• _Tareas y ejercicios_:
a – Indica si cada afirmación concuerda con el texto sobre el cuadro de Freud y cita las palabras que lo deciden: (i) la obra se encuentra en la National Portrait Gallery; (ii) el reproche contra la obra vino del lado religioso; (iii) la prensa amarilla británica pidió retirar la obra de la National Portrait Gallery.
b – Transcribe sin cambios el fragmento del texto sobre el cuadro de Freud que comienza en "Quizá el narcisismo" y termina en "de los contribuyentes.".
c – Responde a partir del texto sobre el cuadro de Freud:
(i) ¿Cuántos grandes componentes de la tradición del pintor y la modelo están presentes en la obra?
(ii) ¿Qué cuadro de Courbet se cita como precedente del tema?
(iii) ¿Con qué dinero se mantiene la National Portrait Gallery?

• _Extracto de página_:
---------------
He visto el cuadro de Freud en la National Portrait Gallery y, aparte del título, en la línea de muchos de los suyos anteriores, no he podido apreciar el menor motivo de provocación o escándalo, ni siquiera retrocediendo unos cuantos siglos en la historia del arte. La obra, de las mejores de la última etapa de su autor, es una singular variación del tema del pintor y la modelo en la que están presentes los cuatro grandes componentes de esta tradición: la atmósfera del taller, el lienzo en proceso de ejecución, el artista autorretratado y el cuerpo, generalmente desnudo, de la modelo. Freud ha modificado el protagonismo pasivo habitual de esta última convirtiéndola en una suerte de ensimismada adoradora, una composición que recuerda el motivo renacentista de María Magdalena a los pies de Jesús.

Quizá el narcisismo de Lucian Freud podía resultar excesivo a los ojos de algunos creyentes pero el reproche no ha venido del lado religioso sino del sexual, una acusación incomprensible si tenemos en cuenta los numerosos precedentes del tema tratado por el pintor, desde el gran cuadro manifiesto El taller, de Courbet, hasta los sexualmente radicales abordajes de Picasso. Naturalmente todo esto le ha traído sin cuidado a la prensa amarilla británica, que ha visto en la obra de Lucian Freud un "peligro para la moral pública" y ha pedido su exclusión de la National Portrait Gallery, una institución mantenida con el dinero de los contribuyentes.
---------------
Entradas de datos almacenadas
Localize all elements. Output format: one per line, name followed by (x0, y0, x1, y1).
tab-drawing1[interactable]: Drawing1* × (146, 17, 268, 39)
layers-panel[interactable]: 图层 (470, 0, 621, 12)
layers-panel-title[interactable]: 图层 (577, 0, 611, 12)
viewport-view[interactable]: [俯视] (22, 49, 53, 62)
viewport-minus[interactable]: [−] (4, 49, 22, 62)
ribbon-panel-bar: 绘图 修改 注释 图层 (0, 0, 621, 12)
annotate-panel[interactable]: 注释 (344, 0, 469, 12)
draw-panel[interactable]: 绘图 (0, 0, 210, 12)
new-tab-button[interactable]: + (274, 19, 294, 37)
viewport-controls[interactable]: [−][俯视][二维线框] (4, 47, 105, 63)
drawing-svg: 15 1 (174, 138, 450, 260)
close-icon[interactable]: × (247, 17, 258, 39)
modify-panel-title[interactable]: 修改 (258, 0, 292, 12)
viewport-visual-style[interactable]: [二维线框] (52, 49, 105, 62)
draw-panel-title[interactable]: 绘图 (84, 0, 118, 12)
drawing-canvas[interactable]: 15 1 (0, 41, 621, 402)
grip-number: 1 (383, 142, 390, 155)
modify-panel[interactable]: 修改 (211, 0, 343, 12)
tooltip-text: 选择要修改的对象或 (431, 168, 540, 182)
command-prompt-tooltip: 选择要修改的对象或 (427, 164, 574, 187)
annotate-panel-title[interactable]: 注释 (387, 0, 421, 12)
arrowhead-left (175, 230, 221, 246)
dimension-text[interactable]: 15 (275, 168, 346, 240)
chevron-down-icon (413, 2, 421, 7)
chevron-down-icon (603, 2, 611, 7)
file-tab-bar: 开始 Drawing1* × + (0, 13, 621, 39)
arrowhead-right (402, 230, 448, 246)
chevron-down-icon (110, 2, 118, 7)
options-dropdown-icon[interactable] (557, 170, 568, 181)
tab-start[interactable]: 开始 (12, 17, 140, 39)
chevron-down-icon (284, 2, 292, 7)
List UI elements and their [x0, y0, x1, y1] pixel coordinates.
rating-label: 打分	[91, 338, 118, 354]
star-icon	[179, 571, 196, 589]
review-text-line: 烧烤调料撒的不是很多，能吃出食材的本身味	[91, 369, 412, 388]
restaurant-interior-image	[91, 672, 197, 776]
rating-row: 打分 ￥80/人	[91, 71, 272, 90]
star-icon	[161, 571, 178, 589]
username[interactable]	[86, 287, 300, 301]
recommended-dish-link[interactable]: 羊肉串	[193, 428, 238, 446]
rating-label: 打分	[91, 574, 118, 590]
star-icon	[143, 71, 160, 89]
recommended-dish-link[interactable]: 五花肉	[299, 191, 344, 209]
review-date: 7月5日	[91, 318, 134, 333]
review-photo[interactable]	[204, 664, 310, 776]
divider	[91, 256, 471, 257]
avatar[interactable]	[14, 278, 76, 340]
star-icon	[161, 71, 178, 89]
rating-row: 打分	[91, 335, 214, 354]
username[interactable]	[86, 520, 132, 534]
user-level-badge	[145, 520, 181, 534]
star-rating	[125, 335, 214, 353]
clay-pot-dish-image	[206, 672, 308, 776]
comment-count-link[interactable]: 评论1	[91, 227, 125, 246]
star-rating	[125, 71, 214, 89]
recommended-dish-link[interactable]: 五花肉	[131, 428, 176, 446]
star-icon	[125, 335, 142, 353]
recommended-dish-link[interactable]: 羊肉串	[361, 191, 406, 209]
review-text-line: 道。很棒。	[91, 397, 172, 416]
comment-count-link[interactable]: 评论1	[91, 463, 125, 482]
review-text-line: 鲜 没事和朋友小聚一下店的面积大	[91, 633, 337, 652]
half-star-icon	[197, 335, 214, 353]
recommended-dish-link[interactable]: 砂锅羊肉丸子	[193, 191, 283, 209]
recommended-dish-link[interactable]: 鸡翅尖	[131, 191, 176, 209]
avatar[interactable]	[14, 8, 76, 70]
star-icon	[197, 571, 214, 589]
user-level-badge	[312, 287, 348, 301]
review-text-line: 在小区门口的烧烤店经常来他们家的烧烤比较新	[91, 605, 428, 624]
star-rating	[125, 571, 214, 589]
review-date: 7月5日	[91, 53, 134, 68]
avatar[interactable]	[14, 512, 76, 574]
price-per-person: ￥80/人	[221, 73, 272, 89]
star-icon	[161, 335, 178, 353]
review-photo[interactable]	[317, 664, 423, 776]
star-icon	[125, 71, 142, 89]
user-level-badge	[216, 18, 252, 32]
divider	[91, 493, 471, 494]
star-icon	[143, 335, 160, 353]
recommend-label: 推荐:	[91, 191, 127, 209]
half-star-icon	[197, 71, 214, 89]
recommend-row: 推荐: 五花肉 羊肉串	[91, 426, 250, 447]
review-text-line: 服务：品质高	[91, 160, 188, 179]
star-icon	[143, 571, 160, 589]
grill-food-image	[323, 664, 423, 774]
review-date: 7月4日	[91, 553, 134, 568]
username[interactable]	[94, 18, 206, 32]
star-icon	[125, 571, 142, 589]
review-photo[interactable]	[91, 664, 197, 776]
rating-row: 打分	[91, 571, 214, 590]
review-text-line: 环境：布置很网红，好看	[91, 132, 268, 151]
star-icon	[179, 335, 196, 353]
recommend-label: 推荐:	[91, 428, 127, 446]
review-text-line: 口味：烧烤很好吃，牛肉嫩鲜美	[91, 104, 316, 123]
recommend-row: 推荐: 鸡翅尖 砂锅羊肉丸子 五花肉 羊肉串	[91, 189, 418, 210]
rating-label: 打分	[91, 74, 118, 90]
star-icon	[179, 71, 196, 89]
---------------
• _Respuestas a tareas_:
a –
(i) Sí: "He visto el cuadro de Freud en la National Portrait Gallery".
(ii) No: "el reproche no ha venido del lado religioso sino del sexual".
(iii) Sí: "ha pedido su exclusión de la National Portrait Gallery".

b –
Quizá el narcisismo de Lucian Freud podía resultar excesivo a los ojos de algunos creyentes pero el reproche no ha venido del lado religioso sino del sexual, una acusación incomprensible si tenemos en cuenta los numerosos precedentes del tema tratado por el pintor, desde el gran cuadro manifiesto El taller, de Courbet, hasta los sexualmente radicales abordajes de Picasso. Naturalmente todo esto le ha traído sin cuidado a la prensa amarilla británica, que ha visto en la obra de Lucian Freud un "peligro para la moral pública" y ha pedido su exclusión de la National Portrait Gallery, una institución mantenida con el dinero de los contribuyentes.

c –
(i) Cuatro.
(ii) El taller.
(iii) Con el dinero de los contribuyentes.